EXERCISE TASK:
Determine which lines contain the word "проекта", then copy those lines.

>> BEGIN DATA FOR THIS EXERCISE

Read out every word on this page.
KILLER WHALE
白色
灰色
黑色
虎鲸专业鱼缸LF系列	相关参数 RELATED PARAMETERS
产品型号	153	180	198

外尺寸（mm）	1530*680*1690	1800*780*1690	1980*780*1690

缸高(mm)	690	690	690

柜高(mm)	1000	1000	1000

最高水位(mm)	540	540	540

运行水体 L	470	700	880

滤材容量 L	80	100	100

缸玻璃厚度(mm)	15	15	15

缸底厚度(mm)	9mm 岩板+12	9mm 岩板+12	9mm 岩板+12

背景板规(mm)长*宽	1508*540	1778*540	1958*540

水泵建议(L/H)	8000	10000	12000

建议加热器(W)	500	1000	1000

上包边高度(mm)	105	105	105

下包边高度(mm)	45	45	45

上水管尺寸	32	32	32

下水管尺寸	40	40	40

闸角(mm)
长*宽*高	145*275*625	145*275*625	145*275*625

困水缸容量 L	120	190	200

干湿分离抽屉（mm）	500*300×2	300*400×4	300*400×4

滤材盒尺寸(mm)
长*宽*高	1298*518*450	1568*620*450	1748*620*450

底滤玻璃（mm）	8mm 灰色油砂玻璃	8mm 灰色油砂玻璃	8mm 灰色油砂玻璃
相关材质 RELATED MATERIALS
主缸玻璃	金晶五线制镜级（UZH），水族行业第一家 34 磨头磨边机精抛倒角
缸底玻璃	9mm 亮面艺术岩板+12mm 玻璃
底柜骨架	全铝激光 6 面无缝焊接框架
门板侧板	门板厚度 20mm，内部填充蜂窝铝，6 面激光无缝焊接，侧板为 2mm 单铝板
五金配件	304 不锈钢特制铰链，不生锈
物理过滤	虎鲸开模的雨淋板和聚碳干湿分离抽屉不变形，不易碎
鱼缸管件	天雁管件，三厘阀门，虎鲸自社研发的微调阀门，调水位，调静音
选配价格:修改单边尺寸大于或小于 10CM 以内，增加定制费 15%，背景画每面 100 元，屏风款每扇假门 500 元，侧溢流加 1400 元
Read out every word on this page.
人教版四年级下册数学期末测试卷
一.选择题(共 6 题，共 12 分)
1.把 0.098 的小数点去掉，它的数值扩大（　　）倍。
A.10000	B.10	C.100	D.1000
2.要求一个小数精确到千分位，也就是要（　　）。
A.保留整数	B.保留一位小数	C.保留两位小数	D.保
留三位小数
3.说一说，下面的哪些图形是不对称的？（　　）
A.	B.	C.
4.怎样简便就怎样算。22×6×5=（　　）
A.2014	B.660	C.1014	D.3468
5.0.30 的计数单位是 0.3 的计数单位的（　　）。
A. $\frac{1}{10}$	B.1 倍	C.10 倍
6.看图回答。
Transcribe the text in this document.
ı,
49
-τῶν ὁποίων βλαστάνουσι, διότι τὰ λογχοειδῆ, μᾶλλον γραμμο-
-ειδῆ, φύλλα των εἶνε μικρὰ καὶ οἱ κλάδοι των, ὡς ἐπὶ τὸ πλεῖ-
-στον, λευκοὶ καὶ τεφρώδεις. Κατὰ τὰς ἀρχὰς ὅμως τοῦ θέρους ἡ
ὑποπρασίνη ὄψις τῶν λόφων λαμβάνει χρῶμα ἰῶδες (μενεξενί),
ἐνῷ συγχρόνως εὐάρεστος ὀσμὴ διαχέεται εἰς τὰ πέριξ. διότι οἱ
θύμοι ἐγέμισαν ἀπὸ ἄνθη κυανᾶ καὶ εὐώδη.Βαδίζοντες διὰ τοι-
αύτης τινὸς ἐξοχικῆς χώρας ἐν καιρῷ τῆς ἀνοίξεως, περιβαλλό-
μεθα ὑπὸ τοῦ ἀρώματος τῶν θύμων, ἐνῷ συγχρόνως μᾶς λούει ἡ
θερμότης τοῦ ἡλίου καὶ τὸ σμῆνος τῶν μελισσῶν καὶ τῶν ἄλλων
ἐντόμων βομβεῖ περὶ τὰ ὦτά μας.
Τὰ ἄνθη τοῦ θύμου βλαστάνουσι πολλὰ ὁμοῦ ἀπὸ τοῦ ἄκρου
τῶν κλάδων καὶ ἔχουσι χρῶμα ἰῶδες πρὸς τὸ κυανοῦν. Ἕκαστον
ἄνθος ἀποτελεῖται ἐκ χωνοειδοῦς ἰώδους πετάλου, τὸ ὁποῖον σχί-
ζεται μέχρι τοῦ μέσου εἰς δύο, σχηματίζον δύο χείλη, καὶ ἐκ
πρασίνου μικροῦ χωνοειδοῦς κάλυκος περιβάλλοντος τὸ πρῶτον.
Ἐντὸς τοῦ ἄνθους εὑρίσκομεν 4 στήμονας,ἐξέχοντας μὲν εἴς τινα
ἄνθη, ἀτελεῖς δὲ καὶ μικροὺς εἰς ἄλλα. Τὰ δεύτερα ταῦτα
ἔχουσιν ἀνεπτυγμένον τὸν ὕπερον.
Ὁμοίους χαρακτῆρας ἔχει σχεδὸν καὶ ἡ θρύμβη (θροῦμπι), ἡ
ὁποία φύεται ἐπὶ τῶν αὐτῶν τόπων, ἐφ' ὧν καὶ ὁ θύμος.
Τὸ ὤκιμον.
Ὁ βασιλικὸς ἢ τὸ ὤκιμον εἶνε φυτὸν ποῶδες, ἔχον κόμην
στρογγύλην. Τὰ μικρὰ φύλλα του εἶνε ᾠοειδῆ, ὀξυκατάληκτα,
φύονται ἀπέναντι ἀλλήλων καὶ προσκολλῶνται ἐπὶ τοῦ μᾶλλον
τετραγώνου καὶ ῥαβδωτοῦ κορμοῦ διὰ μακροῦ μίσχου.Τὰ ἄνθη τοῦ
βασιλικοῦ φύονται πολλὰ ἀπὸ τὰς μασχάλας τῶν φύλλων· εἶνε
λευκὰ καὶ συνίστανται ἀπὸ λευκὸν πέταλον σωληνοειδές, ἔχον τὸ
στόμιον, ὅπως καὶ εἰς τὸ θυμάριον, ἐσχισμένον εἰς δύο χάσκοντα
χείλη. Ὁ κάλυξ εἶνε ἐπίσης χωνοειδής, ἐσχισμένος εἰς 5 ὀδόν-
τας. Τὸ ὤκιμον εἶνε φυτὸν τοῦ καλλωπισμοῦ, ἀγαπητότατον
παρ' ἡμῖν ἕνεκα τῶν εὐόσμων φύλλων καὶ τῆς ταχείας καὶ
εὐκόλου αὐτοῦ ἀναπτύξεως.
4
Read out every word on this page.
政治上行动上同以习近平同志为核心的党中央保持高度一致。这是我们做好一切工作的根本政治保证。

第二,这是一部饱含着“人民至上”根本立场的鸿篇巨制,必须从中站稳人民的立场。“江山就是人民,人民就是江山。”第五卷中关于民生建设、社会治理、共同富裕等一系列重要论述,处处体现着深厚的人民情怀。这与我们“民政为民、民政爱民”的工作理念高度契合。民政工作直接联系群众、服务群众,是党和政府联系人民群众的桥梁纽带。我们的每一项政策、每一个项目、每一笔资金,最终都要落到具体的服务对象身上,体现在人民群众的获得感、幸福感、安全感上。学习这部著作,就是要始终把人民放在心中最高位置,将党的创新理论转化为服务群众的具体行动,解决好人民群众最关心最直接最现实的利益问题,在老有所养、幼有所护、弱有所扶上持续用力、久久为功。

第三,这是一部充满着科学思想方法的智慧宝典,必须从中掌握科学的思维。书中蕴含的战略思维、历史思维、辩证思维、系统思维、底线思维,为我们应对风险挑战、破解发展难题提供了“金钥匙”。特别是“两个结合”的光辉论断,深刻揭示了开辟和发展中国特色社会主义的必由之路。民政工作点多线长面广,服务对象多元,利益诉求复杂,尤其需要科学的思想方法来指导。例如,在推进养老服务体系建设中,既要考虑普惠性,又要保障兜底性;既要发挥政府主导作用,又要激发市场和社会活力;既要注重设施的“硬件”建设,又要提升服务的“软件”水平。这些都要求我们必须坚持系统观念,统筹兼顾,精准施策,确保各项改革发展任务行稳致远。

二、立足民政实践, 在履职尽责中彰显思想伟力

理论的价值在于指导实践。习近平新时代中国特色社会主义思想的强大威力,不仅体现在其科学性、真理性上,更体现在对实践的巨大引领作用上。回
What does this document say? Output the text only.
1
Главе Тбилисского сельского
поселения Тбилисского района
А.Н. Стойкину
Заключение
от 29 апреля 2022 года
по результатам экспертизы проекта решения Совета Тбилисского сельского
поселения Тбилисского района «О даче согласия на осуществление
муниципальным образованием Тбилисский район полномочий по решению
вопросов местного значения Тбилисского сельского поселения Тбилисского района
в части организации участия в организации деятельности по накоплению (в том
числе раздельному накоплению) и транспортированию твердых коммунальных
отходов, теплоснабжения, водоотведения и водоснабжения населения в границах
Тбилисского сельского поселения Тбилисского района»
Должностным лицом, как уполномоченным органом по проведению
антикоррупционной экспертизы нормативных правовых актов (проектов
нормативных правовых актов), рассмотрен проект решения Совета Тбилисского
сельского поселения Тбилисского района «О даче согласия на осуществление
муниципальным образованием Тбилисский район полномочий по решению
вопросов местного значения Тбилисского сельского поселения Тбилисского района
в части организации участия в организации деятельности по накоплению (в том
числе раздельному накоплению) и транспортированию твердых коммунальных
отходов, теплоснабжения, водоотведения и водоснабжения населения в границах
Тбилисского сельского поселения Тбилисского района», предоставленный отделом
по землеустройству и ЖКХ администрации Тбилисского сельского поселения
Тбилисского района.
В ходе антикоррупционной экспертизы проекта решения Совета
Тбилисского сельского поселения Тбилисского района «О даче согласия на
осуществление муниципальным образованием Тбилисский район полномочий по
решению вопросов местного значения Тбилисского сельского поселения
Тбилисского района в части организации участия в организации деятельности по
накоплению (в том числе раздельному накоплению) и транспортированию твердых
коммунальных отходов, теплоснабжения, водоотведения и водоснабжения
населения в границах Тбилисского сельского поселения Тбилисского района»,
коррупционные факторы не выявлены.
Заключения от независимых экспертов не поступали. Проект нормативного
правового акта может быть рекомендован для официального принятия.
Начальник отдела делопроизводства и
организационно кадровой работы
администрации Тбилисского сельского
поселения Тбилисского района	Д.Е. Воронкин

>> END DATA FOR THIS EXERCISE

TASK RESPONSE:
по результатам экспертизы проекта решения Совета Тбилисского сельского
В ходе антикоррупционной экспертизы проекта решения Совета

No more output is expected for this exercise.